[Saved data entries]
_ _ _ _
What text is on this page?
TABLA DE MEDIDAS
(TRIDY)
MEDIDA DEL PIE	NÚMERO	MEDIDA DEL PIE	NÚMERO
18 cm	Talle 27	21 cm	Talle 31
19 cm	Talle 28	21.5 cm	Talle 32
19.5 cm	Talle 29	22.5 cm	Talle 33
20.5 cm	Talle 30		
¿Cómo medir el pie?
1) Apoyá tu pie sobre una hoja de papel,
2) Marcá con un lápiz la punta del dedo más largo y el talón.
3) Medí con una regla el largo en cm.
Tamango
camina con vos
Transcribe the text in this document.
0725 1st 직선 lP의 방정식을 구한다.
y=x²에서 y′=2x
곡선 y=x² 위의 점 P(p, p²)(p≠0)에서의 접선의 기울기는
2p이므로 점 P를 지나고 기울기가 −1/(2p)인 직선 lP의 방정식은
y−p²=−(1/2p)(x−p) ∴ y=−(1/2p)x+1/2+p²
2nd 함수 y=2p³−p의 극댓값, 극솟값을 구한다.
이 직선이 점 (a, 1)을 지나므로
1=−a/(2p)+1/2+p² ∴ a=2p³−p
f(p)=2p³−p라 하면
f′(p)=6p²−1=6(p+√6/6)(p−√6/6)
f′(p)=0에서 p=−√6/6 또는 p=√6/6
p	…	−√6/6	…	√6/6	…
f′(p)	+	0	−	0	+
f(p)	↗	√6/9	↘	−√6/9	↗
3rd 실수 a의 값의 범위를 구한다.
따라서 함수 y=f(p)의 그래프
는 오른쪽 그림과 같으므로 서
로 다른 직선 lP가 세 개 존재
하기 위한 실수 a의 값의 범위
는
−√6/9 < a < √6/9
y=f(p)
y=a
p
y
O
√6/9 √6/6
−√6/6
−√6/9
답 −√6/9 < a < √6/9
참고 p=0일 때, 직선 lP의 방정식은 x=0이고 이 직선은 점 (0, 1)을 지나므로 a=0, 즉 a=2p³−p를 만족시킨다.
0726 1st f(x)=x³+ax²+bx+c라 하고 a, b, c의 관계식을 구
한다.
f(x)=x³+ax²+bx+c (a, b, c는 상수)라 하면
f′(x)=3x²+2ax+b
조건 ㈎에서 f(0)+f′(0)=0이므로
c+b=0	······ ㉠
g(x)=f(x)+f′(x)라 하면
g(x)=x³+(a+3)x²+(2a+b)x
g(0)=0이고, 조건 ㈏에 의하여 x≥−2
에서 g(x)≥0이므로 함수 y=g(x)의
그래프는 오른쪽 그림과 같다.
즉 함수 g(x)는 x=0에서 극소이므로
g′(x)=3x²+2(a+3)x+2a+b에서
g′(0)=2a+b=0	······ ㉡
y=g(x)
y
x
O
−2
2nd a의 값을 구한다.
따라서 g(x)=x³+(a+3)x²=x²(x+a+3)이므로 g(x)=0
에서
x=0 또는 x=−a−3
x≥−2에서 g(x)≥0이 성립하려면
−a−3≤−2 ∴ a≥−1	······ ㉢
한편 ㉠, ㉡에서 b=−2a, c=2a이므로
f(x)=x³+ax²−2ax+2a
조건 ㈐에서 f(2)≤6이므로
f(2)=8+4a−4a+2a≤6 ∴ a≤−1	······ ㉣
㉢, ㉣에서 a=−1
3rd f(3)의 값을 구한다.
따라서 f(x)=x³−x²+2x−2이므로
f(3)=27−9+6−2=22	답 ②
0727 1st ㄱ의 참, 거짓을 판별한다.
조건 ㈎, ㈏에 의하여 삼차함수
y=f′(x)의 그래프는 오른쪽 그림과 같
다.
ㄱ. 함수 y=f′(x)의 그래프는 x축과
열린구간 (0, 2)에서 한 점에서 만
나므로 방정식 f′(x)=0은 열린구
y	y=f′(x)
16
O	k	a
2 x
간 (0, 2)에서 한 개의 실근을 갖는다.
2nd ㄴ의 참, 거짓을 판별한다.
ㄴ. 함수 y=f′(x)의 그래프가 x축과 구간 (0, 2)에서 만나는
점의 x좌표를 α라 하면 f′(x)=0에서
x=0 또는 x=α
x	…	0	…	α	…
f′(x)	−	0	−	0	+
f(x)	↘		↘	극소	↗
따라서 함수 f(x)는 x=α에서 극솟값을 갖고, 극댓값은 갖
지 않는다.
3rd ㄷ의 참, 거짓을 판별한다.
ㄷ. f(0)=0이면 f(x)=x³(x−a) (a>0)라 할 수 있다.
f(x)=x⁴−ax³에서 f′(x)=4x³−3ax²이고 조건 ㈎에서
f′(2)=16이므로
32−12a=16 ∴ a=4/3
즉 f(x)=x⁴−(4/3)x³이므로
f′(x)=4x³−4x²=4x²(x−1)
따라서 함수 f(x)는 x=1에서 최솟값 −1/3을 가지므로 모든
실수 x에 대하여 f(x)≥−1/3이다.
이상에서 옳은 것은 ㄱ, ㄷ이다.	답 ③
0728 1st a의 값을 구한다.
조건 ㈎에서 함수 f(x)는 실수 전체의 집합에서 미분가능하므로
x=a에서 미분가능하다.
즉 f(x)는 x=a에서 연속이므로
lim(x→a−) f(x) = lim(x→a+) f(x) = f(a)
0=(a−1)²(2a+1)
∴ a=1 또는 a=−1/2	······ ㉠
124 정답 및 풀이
_ _ _ _
◆ The request: Write down every line of the data exactly as it appears above.

◆ Response to this task:
What text is on this page?
TABLA DE MEDIDAS
(TRIDY)
MEDIDA DEL PIE	NÚMERO	MEDIDA DEL PIE	NÚMERO
18 cm	Talle 27	21 cm	Talle 31
19 cm	Talle 28	21.5 cm	Talle 32
19.5 cm	Talle 29	22.5 cm	Talle 33
20.5 cm	Talle 30		
¿Cómo medir el pie?
1) Apoyá tu pie sobre una hoja de papel,
2) Marcá con un lápiz la punta del dedo más largo y el talón.
3) Medí con una regla el largo en cm.
Tamango
camina con vos
Transcribe the text in this document.
0725 1st 직선 lP의 방정식을 구한다.
y=x²에서 y′=2x
곡선 y=x² 위의 점 P(p, p²)(p≠0)에서의 접선의 기울기는
2p이므로 점 P를 지나고 기울기가 −1/(2p)인 직선 lP의 방정식은
y−p²=−(1/2p)(x−p) ∴ y=−(1/2p)x+1/2+p²
2nd 함수 y=2p³−p의 극댓값, 극솟값을 구한다.
이 직선이 점 (a, 1)을 지나므로
1=−a/(2p)+1/2+p² ∴ a=2p³−p
f(p)=2p³−p라 하면
f′(p)=6p²−1=6(p+√6/6)(p−√6/6)
f′(p)=0에서 p=−√6/6 또는 p=√6/6
p	…	−√6/6	…	√6/6	…
f′(p)	+	0	−	0	+
f(p)	↗	√6/9	↘	−√6/9	↗
3rd 실수 a의 값의 범위를 구한다.
따라서 함수 y=f(p)의 그래프
는 오른쪽 그림과 같으므로 서
로 다른 직선 lP가 세 개 존재
하기 위한 실수 a의 값의 범위
는
−√6/9 < a < √6/9
y=f(p)
y=a
p
y
O
√6/9 √6/6
−√6/6
−√6/9
답 −√6/9 < a < √6/9
참고 p=0일 때, 직선 lP의 방정식은 x=0이고 이 직선은 점 (0, 1)을 지나므로 a=0, 즉 a=2p³−p를 만족시킨다.
0726 1st f(x)=x³+ax²+bx+c라 하고 a, b, c의 관계식을 구
한다.
f(x)=x³+ax²+bx+c (a, b, c는 상수)라 하면
f′(x)=3x²+2ax+b
조건 ㈎에서 f(0)+f′(0)=0이므로
c+b=0	······ ㉠
g(x)=f(x)+f′(x)라 하면
g(x)=x³+(a+3)x²+(2a+b)x
g(0)=0이고, 조건 ㈏에 의하여 x≥−2
에서 g(x)≥0이므로 함수 y=g(x)의
그래프는 오른쪽 그림과 같다.
즉 함수 g(x)는 x=0에서 극소이므로
g′(x)=3x²+2(a+3)x+2a+b에서
g′(0)=2a+b=0	······ ㉡
y=g(x)
y
x
O
−2
2nd a의 값을 구한다.
따라서 g(x)=x³+(a+3)x²=x²(x+a+3)이므로 g(x)=0
에서
x=0 또는 x=−a−3
x≥−2에서 g(x)≥0이 성립하려면
−a−3≤−2 ∴ a≥−1	······ ㉢
한편 ㉠, ㉡에서 b=−2a, c=2a이므로
f(x)=x³+ax²−2ax+2a
조건 ㈐에서 f(2)≤6이므로
f(2)=8+4a−4a+2a≤6 ∴ a≤−1	······ ㉣
㉢, ㉣에서 a=−1
3rd f(3)의 값을 구한다.
따라서 f(x)=x³−x²+2x−2이므로
f(3)=27−9+6−2=22	답 ②
0727 1st ㄱ의 참, 거짓을 판별한다.
조건 ㈎, ㈏에 의하여 삼차함수
y=f′(x)의 그래프는 오른쪽 그림과 같
다.
ㄱ. 함수 y=f′(x)의 그래프는 x축과
열린구간 (0, 2)에서 한 점에서 만
나므로 방정식 f′(x)=0은 열린구
y	y=f′(x)
16
O	k	a
2 x
간 (0, 2)에서 한 개의 실근을 갖는다.
2nd ㄴ의 참, 거짓을 판별한다.
ㄴ. 함수 y=f′(x)의 그래프가 x축과 구간 (0, 2)에서 만나는
점의 x좌표를 α라 하면 f′(x)=0에서
x=0 또는 x=α
x	…	0	…	α	…
f′(x)	−	0	−	0	+
f(x)	↘		↘	극소	↗
따라서 함수 f(x)는 x=α에서 극솟값을 갖고, 극댓값은 갖
지 않는다.
3rd ㄷ의 참, 거짓을 판별한다.
ㄷ. f(0)=0이면 f(x)=x³(x−a) (a>0)라 할 수 있다.
f(x)=x⁴−ax³에서 f′(x)=4x³−3ax²이고 조건 ㈎에서
f′(2)=16이므로
32−12a=16 ∴ a=4/3
즉 f(x)=x⁴−(4/3)x³이므로
f′(x)=4x³−4x²=4x²(x−1)
따라서 함수 f(x)는 x=1에서 최솟값 −1/3을 가지므로 모든
실수 x에 대하여 f(x)≥−1/3이다.
이상에서 옳은 것은 ㄱ, ㄷ이다.	답 ③
0728 1st a의 값을 구한다.
조건 ㈎에서 함수 f(x)는 실수 전체의 집합에서 미분가능하므로
x=a에서 미분가능하다.
즉 f(x)는 x=a에서 연속이므로
lim(x→a−) f(x) = lim(x→a+) f(x) = f(a)
0=(a−1)²(2a+1)
∴ a=1 또는 a=−1/2	······ ㉠
124 정답 및 풀이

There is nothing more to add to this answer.